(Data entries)
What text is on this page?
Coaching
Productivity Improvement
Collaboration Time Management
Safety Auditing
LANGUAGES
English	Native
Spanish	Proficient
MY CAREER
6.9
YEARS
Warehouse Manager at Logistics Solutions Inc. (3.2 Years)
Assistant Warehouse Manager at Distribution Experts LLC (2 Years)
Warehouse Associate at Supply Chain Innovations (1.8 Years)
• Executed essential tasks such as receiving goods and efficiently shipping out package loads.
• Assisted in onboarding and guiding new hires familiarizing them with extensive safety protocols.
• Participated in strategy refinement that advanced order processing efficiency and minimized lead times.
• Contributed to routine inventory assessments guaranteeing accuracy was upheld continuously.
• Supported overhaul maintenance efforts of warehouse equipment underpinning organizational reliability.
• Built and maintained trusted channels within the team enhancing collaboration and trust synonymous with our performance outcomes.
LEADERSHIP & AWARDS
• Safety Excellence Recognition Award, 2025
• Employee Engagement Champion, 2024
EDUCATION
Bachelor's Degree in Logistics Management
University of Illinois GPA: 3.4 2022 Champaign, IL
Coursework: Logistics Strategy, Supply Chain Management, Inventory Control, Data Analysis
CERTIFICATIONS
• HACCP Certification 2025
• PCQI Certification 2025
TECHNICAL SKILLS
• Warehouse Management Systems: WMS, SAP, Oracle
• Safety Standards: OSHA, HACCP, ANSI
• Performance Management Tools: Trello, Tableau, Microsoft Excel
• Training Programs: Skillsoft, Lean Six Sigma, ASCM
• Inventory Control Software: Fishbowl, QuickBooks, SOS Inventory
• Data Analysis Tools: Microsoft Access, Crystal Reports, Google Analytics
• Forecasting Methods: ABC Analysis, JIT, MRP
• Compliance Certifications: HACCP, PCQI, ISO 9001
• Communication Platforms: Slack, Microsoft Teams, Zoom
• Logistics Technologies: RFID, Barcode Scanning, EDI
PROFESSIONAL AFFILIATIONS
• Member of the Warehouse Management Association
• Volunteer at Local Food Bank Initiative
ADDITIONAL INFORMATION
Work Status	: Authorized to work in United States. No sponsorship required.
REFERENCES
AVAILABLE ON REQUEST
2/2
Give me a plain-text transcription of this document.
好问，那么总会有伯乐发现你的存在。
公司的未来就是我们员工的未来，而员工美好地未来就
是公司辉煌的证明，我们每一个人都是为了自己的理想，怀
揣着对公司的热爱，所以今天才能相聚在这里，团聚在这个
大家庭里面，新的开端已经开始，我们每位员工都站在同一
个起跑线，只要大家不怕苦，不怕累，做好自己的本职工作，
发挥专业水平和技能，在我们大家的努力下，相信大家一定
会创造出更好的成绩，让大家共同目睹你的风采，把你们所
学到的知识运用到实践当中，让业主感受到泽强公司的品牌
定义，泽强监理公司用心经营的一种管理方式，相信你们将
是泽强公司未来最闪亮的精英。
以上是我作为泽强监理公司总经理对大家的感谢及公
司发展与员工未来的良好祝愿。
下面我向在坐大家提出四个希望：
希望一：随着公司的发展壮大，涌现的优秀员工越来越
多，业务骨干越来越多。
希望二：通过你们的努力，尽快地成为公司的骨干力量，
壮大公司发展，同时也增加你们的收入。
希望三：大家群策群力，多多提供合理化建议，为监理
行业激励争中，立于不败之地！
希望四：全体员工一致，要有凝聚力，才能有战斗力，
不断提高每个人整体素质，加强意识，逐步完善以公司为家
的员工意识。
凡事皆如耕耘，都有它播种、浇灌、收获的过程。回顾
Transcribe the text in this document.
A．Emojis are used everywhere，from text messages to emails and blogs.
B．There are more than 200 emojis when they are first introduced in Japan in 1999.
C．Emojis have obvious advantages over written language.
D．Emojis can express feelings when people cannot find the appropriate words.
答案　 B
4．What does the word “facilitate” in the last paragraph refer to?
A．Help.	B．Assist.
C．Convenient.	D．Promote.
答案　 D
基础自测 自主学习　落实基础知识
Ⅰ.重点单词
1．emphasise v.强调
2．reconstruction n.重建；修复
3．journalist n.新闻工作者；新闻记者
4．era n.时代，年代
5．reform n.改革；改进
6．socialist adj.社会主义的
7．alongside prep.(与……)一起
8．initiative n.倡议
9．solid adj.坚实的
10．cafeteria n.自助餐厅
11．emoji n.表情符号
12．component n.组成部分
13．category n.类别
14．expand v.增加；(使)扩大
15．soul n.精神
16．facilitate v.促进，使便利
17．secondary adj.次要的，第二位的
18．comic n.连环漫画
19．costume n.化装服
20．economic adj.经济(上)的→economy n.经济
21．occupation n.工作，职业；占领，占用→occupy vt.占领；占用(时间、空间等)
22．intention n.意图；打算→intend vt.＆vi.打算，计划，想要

● **What this task involves**
Above are the records; copy all of them exactly.

● **Result of this exercise**
What text is on this page?
Coaching
Productivity Improvement
Collaboration Time Management
Safety Auditing
LANGUAGES
English	Native
Spanish	Proficient
MY CAREER
6.9
YEARS
Warehouse Manager at Logistics Solutions Inc. (3.2 Years)
Assistant Warehouse Manager at Distribution Experts LLC (2 Years)
Warehouse Associate at Supply Chain Innovations (1.8 Years)
• Executed essential tasks such as receiving goods and efficiently shipping out package loads.
• Assisted in onboarding and guiding new hires familiarizing them with extensive safety protocols.
• Participated in strategy refinement that advanced order processing efficiency and minimized lead times.
• Contributed to routine inventory assessments guaranteeing accuracy was upheld continuously.
• Supported overhaul maintenance efforts of warehouse equipment underpinning organizational reliability.
• Built and maintained trusted channels within the team enhancing collaboration and trust synonymous with our performance outcomes.
LEADERSHIP & AWARDS
• Safety Excellence Recognition Award, 2025
• Employee Engagement Champion, 2024
EDUCATION
Bachelor's Degree in Logistics Management
University of Illinois GPA: 3.4 2022 Champaign, IL
Coursework: Logistics Strategy, Supply Chain Management, Inventory Control, Data Analysis
CERTIFICATIONS
• HACCP Certification 2025
• PCQI Certification 2025
TECHNICAL SKILLS
• Warehouse Management Systems: WMS, SAP, Oracle
• Safety Standards: OSHA, HACCP, ANSI
• Performance Management Tools: Trello, Tableau, Microsoft Excel
• Training Programs: Skillsoft, Lean Six Sigma, ASCM
• Inventory Control Software: Fishbowl, QuickBooks, SOS Inventory
• Data Analysis Tools: Microsoft Access, Crystal Reports, Google Analytics
• Forecasting Methods: ABC Analysis, JIT, MRP
• Compliance Certifications: HACCP, PCQI, ISO 9001
• Communication Platforms: Slack, Microsoft Teams, Zoom
• Logistics Technologies: RFID, Barcode Scanning, EDI
PROFESSIONAL AFFILIATIONS
• Member of the Warehouse Management Association
• Volunteer at Local Food Bank Initiative
ADDITIONAL INFORMATION
Work Status	: Authorized to work in United States. No sponsorship required.
REFERENCES
AVAILABLE ON REQUEST
2/2
Give me a plain-text transcription of this document.
好问，那么总会有伯乐发现你的存在。
公司的未来就是我们员工的未来，而员工美好地未来就
是公司辉煌的证明，我们每一个人都是为了自己的理想，怀
揣着对公司的热爱，所以今天才能相聚在这里，团聚在这个
大家庭里面，新的开端已经开始，我们每位员工都站在同一
个起跑线，只要大家不怕苦，不怕累，做好自己的本职工作，
发挥专业水平和技能，在我们大家的努力下，相信大家一定
会创造出更好的成绩，让大家共同目睹你的风采，把你们所
学到的知识运用到实践当中，让业主感受到泽强公司的品牌
定义，泽强监理公司用心经营的一种管理方式，相信你们将
是泽强公司未来最闪亮的精英。
以上是我作为泽强监理公司总经理对大家的感谢及公
司发展与员工未来的良好祝愿。
下面我向在坐大家提出四个希望：
希望一：随着公司的发展壮大，涌现的优秀员工越来越
多，业务骨干越来越多。
希望二：通过你们的努力，尽快地成为公司的骨干力量，
壮大公司发展，同时也增加你们的收入。
希望三：大家群策群力，多多提供合理化建议，为监理
行业激励争中，立于不败之地！
希望四：全体员工一致，要有凝聚力，才能有战斗力，
不断提高每个人整体素质，加强意识，逐步完善以公司为家
的员工意识。
凡事皆如耕耘，都有它播种、浇灌、收获的过程。回顾
Transcribe the text in this document.
A．Emojis are used everywhere，from text messages to emails and blogs.
B．There are more than 200 emojis when they are first introduced in Japan in 1999.
C．Emojis have obvious advantages over written language.
D．Emojis can express feelings when people cannot find the appropriate words.
答案　 B
4．What does the word “facilitate” in the last paragraph refer to?
A．Help.	B．Assist.
C．Convenient.	D．Promote.
答案　 D
基础自测 自主学习　落实基础知识
Ⅰ.重点单词
1．emphasise v.强调
2．reconstruction n.重建；修复
3．journalist n.新闻工作者；新闻记者
4．era n.时代，年代
5．reform n.改革；改进
6．socialist adj.社会主义的
7．alongside prep.(与……)一起
8．initiative n.倡议
9．solid adj.坚实的
10．cafeteria n.自助餐厅
11．emoji n.表情符号
12．component n.组成部分
13．category n.类别
14．expand v.增加；(使)扩大
15．soul n.精神
16．facilitate v.促进，使便利
17．secondary adj.次要的，第二位的
18．comic n.连环漫画
19．costume n.化装服
20．economic adj.经济(上)的→economy n.经济
21．occupation n.工作，职业；占领，占用→occupy vt.占领；占用(时间、空间等)
22．intention n.意图；打算→intend vt.＆vi.打算，计划，想要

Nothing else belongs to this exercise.